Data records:
*-*-*
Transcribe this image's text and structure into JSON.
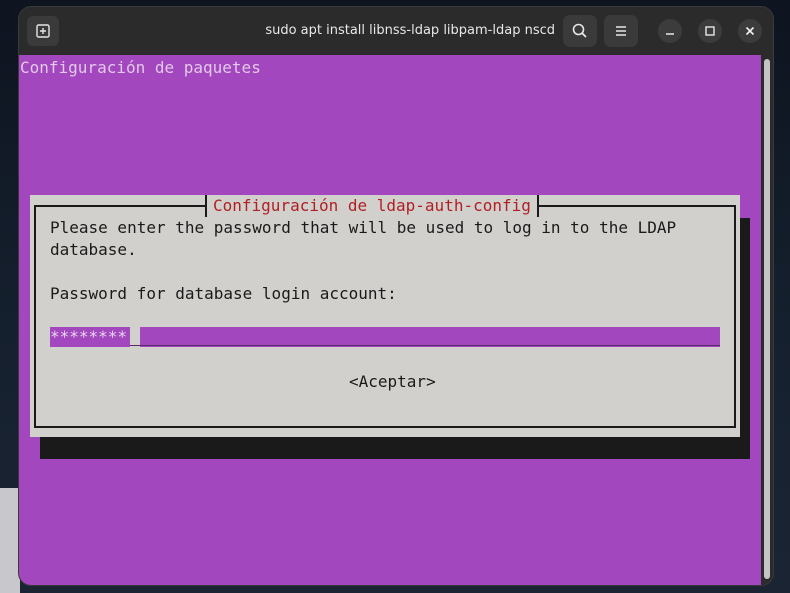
{
  "window": {
    "title": "sudo apt install libnss-ldap libpam-ldap nscd"
  },
  "icons": {
    "new_tab": "new-tab-icon",
    "search": "search-icon",
    "menu": "hamburger-menu-icon",
    "minimize": "minimize-icon",
    "maximize": "maximize-icon",
    "close": "close-icon"
  },
  "terminal": {
    "heading": "Configuración de paquetes",
    "background_color": "#a247bd"
  },
  "dialog": {
    "title": "Configuración de ldap-auth-config",
    "message_line1": "Please enter the password that will be used to log in to the LDAP",
    "message_line2": "database.",
    "prompt": "Password for database login account:",
    "password_value": "********",
    "ok_label": "<Aceptar>",
    "title_color": "#b01f25"
  }
}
*-*-*
**Objective**
Restate each entry word for word, leaving out any pictures.

**Result of the exercise**
Transcribe this image's text and structure into JSON.
{
  "window": {
    "title": "sudo apt install libnss-ldap libpam-ldap nscd"
  },
  "icons": {
    "new_tab": "new-tab-icon",
    "search": "search-icon",
    "menu": "hamburger-menu-icon",
    "minimize": "minimize-icon",
    "maximize": "maximize-icon",
    "close": "close-icon"
  },
  "terminal": {
    "heading": "Configuración de paquetes",
    "background_color": "#a247bd"
  },
  "dialog": {
    "title": "Configuración de ldap-auth-config",
    "message_line1": "Please enter the password that will be used to log in to the LDAP",
    "message_line2": "database.",
    "prompt": "Password for database login account:",
    "password_value": "********",
    "ok_label": "<Aceptar>",
    "title_color": "#b01f25"
  }
}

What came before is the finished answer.